INSTRUCTIONS FOR THE TASK: Exactly the lines from the one containing "Give me the" through the one containing "Parse this screenshot: output" must be returned; include both ends and nothing else.

Stored data entries:
## Start
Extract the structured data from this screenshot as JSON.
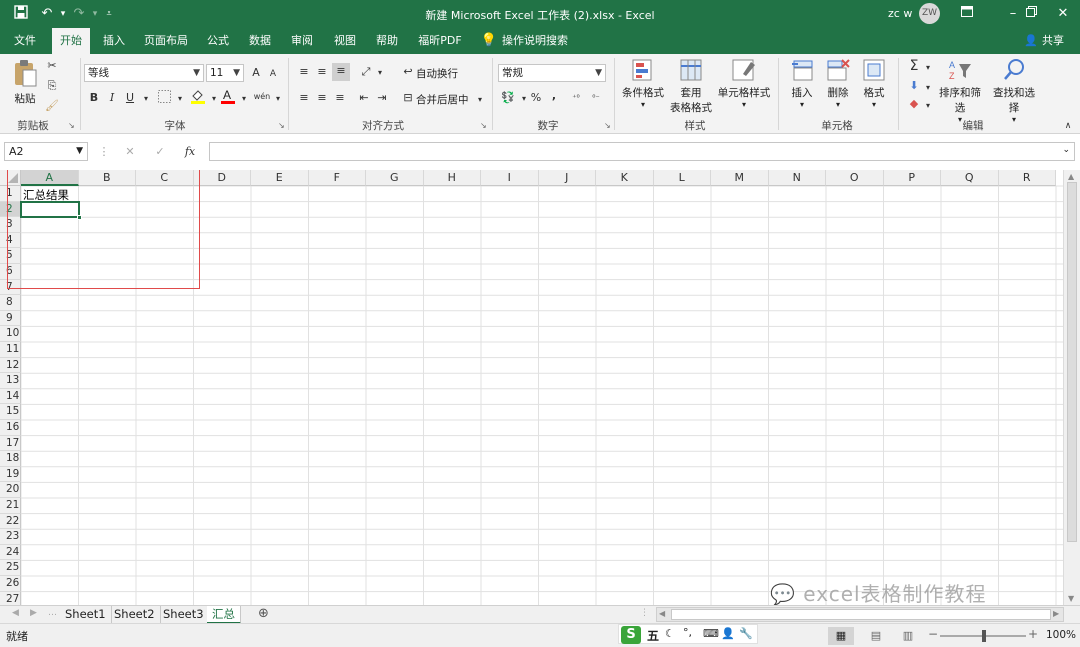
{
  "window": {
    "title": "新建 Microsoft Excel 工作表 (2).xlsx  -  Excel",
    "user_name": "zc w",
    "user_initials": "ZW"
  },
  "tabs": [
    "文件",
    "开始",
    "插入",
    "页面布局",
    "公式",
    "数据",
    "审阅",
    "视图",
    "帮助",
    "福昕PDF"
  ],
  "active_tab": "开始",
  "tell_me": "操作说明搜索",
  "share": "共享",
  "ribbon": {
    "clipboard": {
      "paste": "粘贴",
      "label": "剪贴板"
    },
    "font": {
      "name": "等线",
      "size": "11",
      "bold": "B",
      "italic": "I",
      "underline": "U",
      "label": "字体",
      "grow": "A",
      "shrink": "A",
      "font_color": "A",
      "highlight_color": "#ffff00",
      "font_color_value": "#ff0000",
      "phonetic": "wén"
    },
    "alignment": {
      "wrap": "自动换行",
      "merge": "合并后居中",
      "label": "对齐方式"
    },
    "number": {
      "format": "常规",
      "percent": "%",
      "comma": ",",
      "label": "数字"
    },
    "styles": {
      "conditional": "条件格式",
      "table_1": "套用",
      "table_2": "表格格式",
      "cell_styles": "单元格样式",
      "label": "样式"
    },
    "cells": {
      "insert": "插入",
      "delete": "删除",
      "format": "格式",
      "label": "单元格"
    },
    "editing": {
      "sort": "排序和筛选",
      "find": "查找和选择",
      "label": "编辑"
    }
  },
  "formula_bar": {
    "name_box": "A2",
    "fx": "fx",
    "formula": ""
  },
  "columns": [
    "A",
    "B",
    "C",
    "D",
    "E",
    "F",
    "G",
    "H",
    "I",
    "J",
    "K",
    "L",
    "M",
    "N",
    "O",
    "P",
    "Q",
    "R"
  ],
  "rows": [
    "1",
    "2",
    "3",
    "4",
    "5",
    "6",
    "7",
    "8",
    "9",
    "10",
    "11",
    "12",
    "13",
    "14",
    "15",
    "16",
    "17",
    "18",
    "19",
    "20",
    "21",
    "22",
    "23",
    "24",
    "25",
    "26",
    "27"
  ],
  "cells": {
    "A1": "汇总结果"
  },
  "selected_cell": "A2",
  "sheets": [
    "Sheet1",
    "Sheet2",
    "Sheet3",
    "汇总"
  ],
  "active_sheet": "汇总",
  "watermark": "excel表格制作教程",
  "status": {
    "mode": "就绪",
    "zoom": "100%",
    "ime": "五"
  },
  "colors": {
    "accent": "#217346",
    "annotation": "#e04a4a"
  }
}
## End
## Start
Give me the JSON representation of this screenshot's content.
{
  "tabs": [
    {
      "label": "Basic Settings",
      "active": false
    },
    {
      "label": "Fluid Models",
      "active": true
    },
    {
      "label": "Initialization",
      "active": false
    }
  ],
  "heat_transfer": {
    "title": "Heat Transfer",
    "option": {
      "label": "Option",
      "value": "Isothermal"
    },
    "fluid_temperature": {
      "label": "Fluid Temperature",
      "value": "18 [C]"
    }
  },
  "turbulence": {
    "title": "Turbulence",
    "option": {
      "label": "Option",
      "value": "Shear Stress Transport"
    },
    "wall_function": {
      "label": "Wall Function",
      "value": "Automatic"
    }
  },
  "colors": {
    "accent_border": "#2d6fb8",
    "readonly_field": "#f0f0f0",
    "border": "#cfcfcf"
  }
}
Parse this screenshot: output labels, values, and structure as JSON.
## End
## Start
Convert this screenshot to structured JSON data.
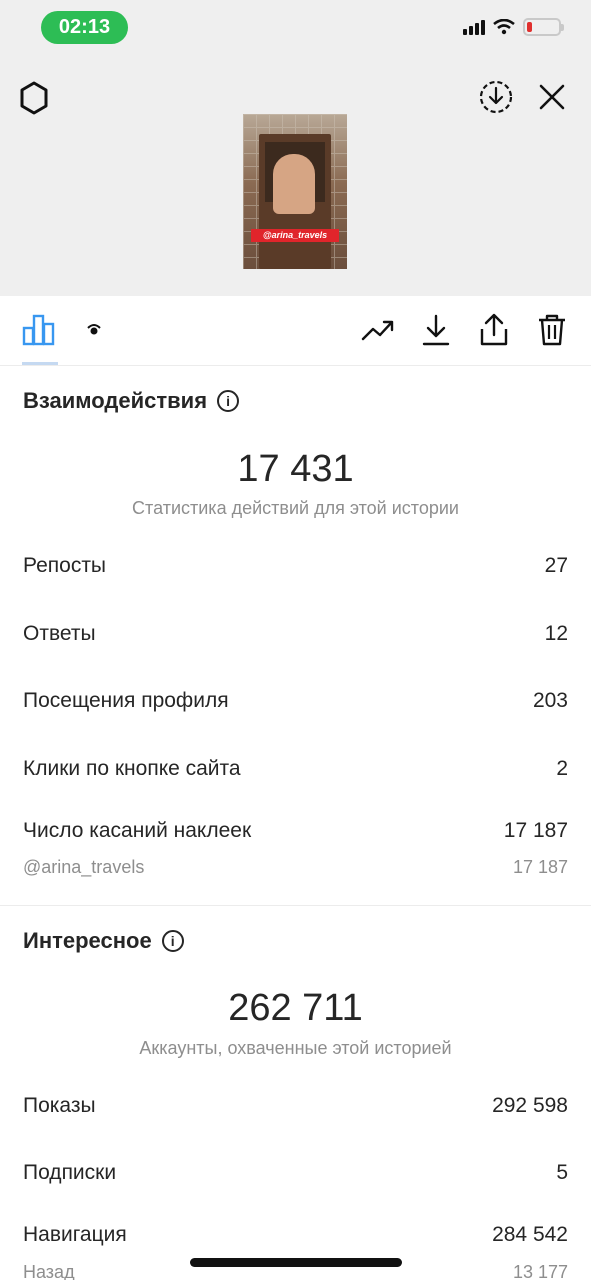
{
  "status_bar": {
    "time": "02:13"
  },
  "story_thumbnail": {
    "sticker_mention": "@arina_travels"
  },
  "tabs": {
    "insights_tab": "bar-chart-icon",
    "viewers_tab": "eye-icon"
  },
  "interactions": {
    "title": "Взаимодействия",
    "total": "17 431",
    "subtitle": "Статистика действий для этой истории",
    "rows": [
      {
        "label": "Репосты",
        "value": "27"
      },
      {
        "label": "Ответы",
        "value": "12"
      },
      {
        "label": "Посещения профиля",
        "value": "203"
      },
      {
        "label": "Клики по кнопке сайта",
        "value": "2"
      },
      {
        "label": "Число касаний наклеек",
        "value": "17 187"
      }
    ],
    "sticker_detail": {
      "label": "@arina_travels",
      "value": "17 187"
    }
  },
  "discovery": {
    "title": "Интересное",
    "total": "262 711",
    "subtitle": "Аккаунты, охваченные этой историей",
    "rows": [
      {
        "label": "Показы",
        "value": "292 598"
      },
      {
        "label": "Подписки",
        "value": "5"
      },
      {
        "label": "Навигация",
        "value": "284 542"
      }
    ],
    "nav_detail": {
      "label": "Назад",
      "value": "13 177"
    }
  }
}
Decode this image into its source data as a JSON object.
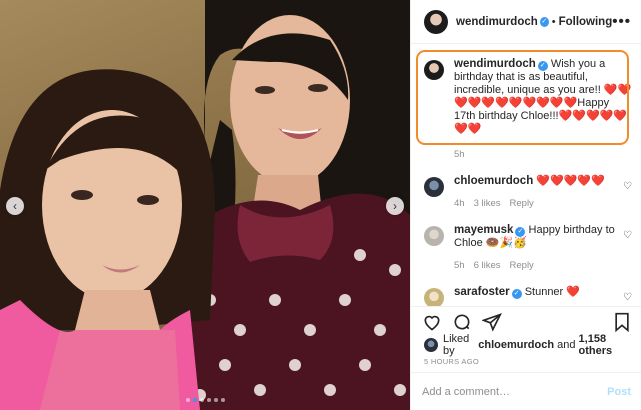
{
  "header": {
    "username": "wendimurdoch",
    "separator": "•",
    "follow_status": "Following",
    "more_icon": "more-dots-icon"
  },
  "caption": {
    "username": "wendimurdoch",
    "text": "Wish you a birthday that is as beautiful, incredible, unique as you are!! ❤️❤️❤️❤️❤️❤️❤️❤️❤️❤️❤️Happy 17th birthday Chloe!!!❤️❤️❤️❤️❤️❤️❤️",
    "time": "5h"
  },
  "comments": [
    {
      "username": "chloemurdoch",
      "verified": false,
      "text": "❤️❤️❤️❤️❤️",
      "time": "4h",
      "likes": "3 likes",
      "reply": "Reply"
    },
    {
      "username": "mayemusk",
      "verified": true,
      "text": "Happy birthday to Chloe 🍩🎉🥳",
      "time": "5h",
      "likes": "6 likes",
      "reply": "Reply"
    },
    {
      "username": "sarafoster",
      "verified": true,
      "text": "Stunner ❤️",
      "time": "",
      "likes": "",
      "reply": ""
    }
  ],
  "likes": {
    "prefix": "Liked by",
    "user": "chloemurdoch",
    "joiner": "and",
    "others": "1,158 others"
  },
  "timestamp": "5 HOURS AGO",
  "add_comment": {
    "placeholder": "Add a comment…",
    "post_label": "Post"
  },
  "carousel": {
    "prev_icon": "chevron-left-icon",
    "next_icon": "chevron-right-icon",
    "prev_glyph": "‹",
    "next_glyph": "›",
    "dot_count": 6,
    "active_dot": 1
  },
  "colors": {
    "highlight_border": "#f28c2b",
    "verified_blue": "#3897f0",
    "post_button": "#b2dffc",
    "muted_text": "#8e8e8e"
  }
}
## End
FULL ANSWER:
Give me the JSON representation of this screenshot's content.
{
  "tabs": [
    {
      "label": "Basic Settings",
      "active": false
    },
    {
      "label": "Fluid Models",
      "active": true
    },
    {
      "label": "Initialization",
      "active": false
    }
  ],
  "heat_transfer": {
    "title": "Heat Transfer",
    "option": {
      "label": "Option",
      "value": "Isothermal"
    },
    "fluid_temperature": {
      "label": "Fluid Temperature",
      "value": "18 [C]"
    }
  },
  "turbulence": {
    "title": "Turbulence",
    "option": {
      "label": "Option",
      "value": "Shear Stress Transport"
    },
    "wall_function": {
      "label": "Wall Function",
      "value": "Automatic"
    }
  },
  "colors": {
    "accent_border": "#2d6fb8",
    "readonly_field": "#f0f0f0",
    "border": "#cfcfcf"
  }
}
Parse this screenshot: output labels, values, and structure as JSON.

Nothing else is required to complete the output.